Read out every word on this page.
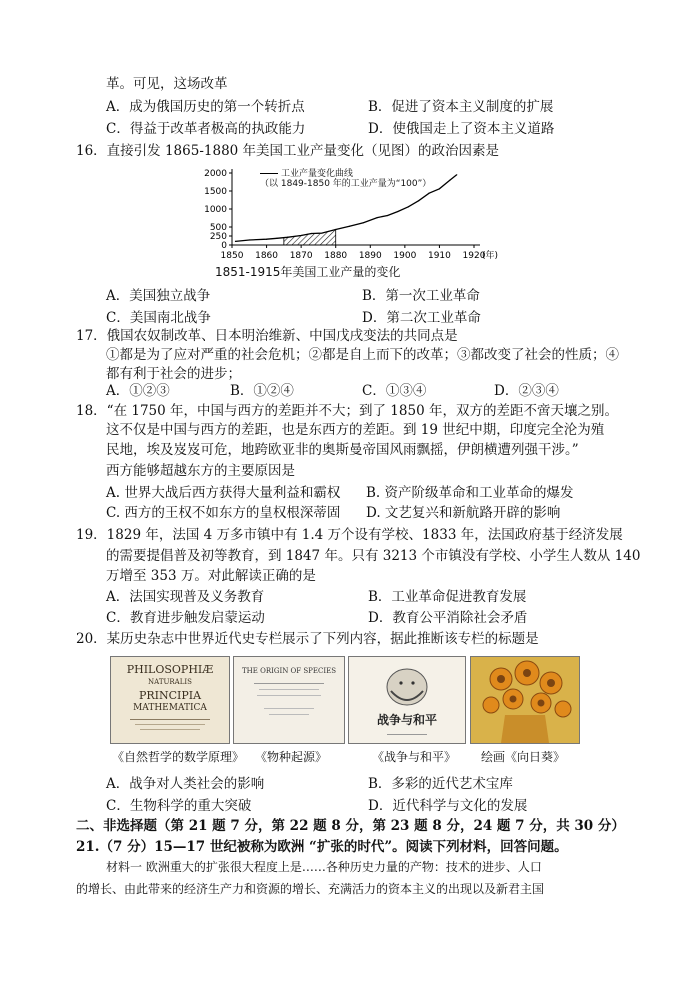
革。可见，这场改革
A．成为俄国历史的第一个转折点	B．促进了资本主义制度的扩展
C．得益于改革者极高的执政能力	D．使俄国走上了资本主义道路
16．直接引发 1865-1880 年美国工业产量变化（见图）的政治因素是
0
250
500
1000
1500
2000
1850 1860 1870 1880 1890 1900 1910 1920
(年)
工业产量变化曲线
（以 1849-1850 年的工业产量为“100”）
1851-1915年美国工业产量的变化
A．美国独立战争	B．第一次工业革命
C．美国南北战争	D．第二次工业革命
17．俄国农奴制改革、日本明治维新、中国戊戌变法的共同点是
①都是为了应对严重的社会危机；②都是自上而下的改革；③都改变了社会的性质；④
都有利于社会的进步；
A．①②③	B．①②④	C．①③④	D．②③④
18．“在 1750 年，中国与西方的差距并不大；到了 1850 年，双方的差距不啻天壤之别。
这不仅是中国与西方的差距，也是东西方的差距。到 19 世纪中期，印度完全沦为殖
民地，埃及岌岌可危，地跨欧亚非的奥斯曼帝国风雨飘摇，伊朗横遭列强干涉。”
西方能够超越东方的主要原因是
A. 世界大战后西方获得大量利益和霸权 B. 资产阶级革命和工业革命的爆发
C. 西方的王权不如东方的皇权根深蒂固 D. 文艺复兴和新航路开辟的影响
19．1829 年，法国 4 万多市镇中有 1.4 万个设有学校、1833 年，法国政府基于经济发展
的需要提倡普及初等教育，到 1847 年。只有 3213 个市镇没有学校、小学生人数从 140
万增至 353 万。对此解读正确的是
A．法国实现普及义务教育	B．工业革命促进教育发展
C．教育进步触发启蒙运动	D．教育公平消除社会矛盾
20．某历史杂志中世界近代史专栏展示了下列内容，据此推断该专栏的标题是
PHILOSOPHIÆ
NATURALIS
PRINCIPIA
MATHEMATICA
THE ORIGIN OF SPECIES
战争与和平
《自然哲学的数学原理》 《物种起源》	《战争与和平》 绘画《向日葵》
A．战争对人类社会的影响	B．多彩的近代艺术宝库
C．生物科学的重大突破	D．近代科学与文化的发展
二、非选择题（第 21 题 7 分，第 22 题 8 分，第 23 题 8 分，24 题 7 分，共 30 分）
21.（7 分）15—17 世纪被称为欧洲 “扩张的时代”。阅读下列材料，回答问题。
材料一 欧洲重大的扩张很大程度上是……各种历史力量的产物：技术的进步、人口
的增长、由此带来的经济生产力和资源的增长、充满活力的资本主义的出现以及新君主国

--------------------------------------------------

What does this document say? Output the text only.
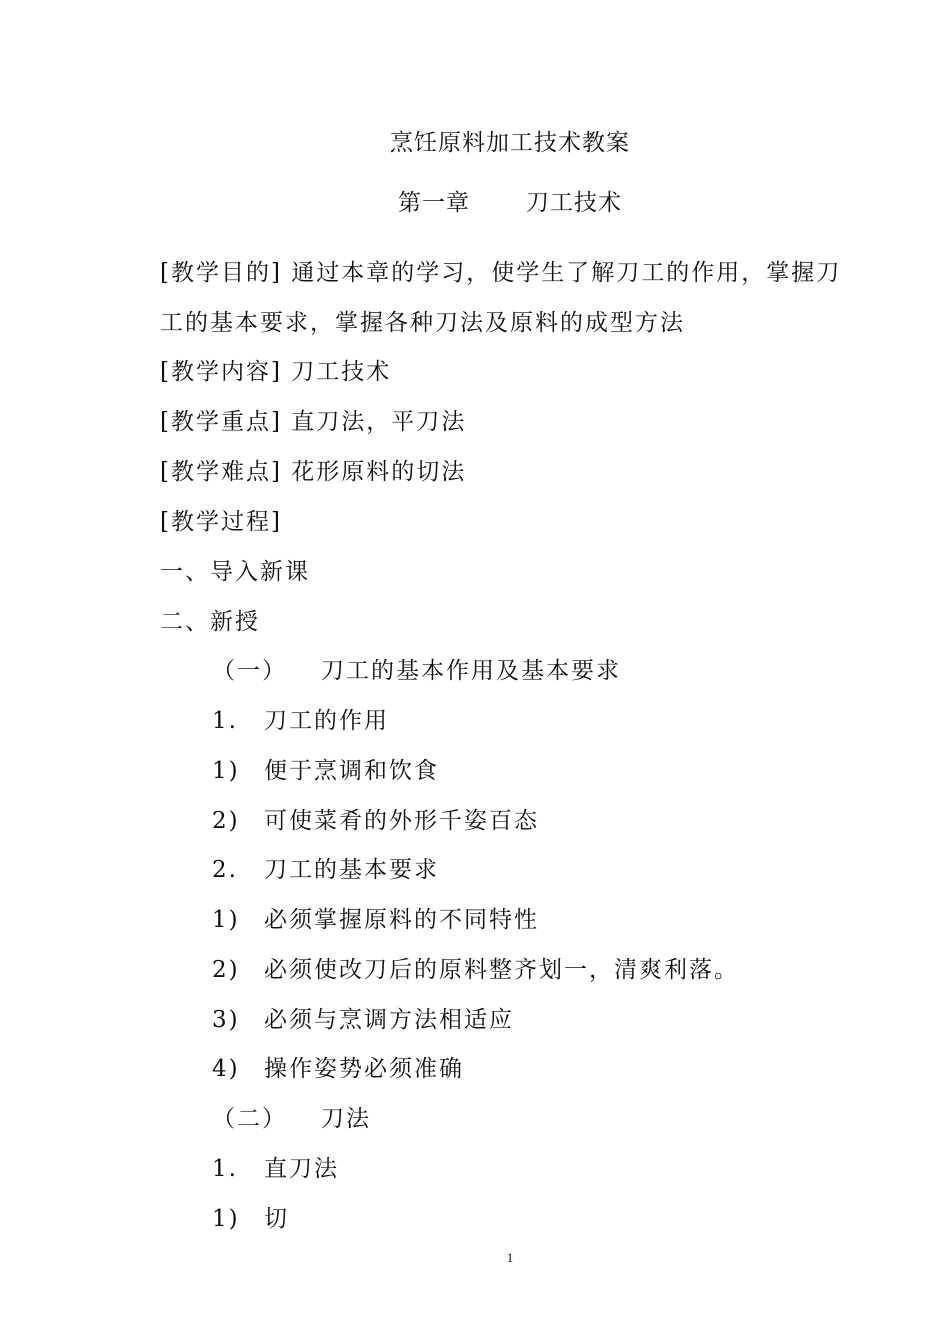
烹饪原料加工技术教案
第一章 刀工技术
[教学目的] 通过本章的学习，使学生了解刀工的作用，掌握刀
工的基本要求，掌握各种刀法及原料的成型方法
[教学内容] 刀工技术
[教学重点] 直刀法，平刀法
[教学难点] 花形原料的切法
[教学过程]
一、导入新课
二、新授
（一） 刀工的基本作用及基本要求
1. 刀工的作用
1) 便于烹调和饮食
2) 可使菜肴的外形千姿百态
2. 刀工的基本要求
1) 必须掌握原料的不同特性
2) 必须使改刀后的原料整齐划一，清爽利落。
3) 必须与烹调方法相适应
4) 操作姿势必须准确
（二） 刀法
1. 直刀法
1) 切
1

--------------------------------------------------

Find all lines holding the string "this" and copy them.

:: Correct response ::
Read out every word on this page.
What does this document say? Output the text only.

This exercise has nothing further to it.